Aim of the exercise: What follows is a block of records; restate each one word for word.

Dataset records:
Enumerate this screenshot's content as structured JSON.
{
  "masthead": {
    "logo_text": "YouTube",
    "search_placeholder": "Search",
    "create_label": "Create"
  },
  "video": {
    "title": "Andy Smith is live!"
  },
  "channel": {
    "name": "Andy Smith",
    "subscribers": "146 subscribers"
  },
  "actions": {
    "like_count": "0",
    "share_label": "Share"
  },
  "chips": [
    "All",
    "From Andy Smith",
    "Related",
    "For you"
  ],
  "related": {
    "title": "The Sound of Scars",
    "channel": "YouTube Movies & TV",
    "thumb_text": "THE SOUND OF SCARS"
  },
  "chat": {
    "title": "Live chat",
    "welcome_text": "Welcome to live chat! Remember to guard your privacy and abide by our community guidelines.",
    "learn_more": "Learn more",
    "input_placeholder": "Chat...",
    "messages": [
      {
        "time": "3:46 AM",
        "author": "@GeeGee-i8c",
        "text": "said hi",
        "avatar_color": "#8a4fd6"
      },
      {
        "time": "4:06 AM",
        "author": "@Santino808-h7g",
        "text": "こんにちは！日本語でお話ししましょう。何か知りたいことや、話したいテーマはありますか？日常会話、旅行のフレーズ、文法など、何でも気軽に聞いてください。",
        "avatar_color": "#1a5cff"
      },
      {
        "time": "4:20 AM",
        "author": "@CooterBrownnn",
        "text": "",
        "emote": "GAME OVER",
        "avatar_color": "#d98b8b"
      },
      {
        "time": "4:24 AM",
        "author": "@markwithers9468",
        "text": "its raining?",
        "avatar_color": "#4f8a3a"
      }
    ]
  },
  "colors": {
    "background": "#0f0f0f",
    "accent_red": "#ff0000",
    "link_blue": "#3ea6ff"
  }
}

Answer to this task:
Enumerate this screenshot's content as structured JSON.
{
  "masthead": {
    "logo_text": "YouTube",
    "search_placeholder": "Search",
    "create_label": "Create"
  },
  "video": {
    "title": "Andy Smith is live!"
  },
  "channel": {
    "name": "Andy Smith",
    "subscribers": "146 subscribers"
  },
  "actions": {
    "like_count": "0",
    "share_label": "Share"
  },
  "chips": [
    "All",
    "From Andy Smith",
    "Related",
    "For you"
  ],
  "related": {
    "title": "The Sound of Scars",
    "channel": "YouTube Movies & TV",
    "thumb_text": "THE SOUND OF SCARS"
  },
  "chat": {
    "title": "Live chat",
    "welcome_text": "Welcome to live chat! Remember to guard your privacy and abide by our community guidelines.",
    "learn_more": "Learn more",
    "input_placeholder": "Chat...",
    "messages": [
      {
        "time": "3:46 AM",
        "author": "@GeeGee-i8c",
        "text": "said hi",
        "avatar_color": "#8a4fd6"
      },
      {
        "time": "4:06 AM",
        "author": "@Santino808-h7g",
        "text": "こんにちは！日本語でお話ししましょう。何か知りたいことや、話したいテーマはありますか？日常会話、旅行のフレーズ、文法など、何でも気軽に聞いてください。",
        "avatar_color": "#1a5cff"
      },
      {
        "time": "4:20 AM",
        "author": "@CooterBrownnn",
        "text": "",
        "emote": "GAME OVER",
        "avatar_color": "#d98b8b"
      },
      {
        "time": "4:24 AM",
        "author": "@markwithers9468",
        "text": "its raining?",
        "avatar_color": "#4f8a3a"
      }
    ]
  },
  "colors": {
    "background": "#0f0f0f",
    "accent_red": "#ff0000",
    "link_blue": "#3ea6ff"
  }
}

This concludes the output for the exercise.